■ SHORT PROBLEM ■
Copy the stretch of items from the line containing "Decompose this screenshot" through the line containing "- osd-row-contrast[interactable]: ·", character for character.

Entries from a dataset
= = = =

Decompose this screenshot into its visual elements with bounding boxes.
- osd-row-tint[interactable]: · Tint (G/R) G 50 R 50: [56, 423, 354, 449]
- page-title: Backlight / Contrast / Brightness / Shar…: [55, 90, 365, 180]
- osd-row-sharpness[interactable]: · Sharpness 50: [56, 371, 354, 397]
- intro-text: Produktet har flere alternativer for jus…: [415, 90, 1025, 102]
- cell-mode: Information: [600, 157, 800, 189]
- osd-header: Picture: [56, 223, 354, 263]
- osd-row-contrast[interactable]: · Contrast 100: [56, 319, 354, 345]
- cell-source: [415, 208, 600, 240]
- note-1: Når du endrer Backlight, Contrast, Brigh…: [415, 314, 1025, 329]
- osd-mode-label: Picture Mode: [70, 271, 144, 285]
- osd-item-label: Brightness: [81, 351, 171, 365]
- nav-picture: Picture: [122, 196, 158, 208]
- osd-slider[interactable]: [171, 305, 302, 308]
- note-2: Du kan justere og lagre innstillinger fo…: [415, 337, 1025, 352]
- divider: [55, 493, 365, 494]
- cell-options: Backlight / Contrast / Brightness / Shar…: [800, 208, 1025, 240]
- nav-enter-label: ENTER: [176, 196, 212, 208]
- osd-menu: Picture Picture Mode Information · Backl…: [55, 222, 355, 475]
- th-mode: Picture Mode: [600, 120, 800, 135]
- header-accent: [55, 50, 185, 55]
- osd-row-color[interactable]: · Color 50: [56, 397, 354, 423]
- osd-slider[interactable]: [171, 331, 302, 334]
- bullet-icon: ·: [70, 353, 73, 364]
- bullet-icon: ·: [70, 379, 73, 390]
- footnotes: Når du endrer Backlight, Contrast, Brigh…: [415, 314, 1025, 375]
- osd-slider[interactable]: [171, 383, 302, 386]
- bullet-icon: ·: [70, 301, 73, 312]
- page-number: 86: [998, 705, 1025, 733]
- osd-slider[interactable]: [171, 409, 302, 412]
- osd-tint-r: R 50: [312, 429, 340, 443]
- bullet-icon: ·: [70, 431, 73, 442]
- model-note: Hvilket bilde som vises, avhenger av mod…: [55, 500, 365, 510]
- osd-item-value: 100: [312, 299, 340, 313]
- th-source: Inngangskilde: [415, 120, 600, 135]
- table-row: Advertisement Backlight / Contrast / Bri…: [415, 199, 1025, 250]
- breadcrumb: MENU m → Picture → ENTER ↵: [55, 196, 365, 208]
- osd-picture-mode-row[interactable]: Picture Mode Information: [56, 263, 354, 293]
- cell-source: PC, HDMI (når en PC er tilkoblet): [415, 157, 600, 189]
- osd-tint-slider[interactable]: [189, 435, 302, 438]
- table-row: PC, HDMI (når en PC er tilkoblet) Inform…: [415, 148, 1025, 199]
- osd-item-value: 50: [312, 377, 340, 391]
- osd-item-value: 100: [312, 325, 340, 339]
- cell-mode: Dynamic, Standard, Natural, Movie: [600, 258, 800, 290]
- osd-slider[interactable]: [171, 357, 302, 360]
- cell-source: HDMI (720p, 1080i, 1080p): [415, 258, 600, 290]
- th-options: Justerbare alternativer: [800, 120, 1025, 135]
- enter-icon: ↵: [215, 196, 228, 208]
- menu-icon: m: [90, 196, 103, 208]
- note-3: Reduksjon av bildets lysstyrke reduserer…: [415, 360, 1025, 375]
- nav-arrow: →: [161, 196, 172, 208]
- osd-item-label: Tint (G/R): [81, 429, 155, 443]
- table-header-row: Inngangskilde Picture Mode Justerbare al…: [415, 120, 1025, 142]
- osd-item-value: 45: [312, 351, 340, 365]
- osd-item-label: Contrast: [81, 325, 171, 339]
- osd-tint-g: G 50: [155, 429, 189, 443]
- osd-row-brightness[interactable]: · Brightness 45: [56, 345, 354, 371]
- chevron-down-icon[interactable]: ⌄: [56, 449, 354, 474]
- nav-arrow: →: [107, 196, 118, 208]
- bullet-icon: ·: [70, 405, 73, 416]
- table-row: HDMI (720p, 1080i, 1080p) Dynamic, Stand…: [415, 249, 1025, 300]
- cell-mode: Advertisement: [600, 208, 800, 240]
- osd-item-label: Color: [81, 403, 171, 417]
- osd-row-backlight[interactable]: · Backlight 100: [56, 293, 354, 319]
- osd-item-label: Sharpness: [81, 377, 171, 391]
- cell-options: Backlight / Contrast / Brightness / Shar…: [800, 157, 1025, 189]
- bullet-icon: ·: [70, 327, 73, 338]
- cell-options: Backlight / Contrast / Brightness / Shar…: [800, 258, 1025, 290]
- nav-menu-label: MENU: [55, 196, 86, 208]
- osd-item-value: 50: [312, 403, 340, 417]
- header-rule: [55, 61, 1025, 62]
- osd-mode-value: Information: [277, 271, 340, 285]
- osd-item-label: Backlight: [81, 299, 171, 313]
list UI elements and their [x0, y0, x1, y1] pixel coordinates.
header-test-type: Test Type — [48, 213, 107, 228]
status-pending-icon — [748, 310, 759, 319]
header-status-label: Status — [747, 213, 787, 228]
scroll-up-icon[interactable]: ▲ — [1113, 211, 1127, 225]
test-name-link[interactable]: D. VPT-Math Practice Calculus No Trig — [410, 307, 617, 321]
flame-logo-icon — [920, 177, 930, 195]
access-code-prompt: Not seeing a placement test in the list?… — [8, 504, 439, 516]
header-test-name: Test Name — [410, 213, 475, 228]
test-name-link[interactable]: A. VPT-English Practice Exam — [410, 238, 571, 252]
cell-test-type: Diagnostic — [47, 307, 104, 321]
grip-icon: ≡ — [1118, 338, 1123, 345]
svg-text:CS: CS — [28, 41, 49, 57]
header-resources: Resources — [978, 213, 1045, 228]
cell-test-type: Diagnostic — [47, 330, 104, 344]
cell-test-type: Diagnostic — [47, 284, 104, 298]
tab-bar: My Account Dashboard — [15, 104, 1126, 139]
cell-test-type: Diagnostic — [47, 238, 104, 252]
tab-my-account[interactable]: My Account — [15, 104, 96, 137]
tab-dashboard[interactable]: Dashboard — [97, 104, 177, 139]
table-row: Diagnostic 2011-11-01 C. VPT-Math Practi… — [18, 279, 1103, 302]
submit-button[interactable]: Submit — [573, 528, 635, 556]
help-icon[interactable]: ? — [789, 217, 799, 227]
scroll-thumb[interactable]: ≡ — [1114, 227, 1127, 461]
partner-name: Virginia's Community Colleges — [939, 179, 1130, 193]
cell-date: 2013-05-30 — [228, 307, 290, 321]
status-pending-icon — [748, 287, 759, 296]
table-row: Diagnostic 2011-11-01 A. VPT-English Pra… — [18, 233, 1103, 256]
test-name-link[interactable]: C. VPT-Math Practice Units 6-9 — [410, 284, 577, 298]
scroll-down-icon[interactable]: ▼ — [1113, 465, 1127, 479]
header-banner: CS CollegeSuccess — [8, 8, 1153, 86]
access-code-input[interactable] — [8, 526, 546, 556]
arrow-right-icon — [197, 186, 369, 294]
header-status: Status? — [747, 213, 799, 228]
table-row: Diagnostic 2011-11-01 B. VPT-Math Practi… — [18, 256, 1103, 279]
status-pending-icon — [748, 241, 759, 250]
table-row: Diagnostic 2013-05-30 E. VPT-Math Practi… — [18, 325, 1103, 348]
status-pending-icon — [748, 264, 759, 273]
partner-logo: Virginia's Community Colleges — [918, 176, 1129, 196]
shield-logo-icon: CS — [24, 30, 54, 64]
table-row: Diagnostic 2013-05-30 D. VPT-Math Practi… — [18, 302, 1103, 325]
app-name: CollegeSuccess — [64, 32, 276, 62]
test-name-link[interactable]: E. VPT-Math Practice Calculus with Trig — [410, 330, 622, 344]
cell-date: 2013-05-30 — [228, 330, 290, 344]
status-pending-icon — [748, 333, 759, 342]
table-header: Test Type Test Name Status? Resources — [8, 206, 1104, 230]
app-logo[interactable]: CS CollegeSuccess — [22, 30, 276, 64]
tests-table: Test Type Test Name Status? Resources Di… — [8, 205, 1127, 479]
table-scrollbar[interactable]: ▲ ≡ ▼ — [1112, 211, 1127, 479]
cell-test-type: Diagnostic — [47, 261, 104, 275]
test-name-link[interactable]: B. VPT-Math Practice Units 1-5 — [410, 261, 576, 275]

= = = =

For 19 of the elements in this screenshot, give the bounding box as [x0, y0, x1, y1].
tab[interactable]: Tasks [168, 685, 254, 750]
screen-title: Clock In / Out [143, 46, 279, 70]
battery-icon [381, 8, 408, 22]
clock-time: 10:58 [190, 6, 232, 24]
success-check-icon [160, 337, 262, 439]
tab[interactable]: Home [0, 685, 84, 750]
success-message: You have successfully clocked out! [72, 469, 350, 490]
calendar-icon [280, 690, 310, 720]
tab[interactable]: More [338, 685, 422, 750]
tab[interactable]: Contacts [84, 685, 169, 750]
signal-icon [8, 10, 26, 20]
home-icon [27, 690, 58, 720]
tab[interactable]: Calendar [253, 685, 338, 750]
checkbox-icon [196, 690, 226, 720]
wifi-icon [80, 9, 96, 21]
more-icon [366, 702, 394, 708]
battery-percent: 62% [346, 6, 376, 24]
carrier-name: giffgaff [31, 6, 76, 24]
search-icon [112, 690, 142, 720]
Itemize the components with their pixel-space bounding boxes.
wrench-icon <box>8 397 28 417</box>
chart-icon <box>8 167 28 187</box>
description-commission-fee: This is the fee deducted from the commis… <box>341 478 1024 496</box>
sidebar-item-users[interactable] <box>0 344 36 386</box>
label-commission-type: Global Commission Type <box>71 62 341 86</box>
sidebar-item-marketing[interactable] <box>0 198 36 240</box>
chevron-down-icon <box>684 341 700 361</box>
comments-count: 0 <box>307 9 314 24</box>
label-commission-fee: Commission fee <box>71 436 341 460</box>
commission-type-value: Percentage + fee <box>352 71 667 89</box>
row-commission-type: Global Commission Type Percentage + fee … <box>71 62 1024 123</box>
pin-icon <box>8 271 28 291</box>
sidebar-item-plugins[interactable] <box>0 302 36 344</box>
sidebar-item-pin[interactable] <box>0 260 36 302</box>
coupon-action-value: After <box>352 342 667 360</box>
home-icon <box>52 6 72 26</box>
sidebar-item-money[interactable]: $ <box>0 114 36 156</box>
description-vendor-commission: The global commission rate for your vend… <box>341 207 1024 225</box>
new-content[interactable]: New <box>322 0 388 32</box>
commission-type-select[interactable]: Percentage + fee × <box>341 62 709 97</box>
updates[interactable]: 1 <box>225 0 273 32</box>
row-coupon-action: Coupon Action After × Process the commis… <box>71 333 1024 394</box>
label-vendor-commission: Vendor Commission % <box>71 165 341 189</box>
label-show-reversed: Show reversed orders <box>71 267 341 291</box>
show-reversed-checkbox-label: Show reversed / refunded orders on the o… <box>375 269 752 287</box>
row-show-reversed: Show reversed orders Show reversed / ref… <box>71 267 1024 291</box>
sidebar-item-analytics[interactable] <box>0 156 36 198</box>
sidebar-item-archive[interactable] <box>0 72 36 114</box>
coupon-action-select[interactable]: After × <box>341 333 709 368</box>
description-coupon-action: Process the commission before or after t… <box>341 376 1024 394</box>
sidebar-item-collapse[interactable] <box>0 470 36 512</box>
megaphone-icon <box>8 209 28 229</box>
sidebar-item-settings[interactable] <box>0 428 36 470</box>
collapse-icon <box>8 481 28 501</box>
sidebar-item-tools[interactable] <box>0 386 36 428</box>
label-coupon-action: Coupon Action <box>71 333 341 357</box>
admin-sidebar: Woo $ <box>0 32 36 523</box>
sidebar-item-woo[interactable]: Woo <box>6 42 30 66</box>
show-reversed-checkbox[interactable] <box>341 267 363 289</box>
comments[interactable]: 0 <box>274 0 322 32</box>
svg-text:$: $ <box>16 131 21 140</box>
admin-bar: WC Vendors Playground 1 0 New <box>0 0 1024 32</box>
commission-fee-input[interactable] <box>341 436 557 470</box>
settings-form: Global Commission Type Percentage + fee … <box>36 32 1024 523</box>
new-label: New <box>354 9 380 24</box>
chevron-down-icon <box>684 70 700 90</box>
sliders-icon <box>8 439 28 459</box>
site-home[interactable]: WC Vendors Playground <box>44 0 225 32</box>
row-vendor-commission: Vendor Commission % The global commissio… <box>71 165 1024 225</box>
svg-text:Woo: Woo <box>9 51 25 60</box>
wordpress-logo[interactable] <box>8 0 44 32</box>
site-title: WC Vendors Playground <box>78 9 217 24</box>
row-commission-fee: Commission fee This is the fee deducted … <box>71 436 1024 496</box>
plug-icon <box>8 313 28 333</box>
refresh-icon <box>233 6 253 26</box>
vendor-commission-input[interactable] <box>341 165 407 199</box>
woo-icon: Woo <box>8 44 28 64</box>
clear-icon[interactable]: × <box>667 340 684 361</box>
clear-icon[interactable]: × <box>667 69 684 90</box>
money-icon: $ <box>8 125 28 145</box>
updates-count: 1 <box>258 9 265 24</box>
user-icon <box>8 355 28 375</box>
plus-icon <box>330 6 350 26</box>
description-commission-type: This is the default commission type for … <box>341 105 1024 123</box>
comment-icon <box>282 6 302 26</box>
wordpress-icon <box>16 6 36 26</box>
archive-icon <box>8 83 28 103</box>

= = = =

■ TASK RESPONSE ■
Decompose this screenshot into its visual elements with bounding boxes.
- osd-row-tint[interactable]: · Tint (G/R) G 50 R 50: [56, 423, 354, 449]
- page-title: Backlight / Contrast / Brightness / Shar…: [55, 90, 365, 180]
- osd-row-sharpness[interactable]: · Sharpness 50: [56, 371, 354, 397]
- intro-text: Produktet har flere alternativer for jus…: [415, 90, 1025, 102]
- cell-mode: Information: [600, 157, 800, 189]
- osd-header: Picture: [56, 223, 354, 263]
- osd-row-contrast[interactable]: · Contrast 100: [56, 319, 354, 345]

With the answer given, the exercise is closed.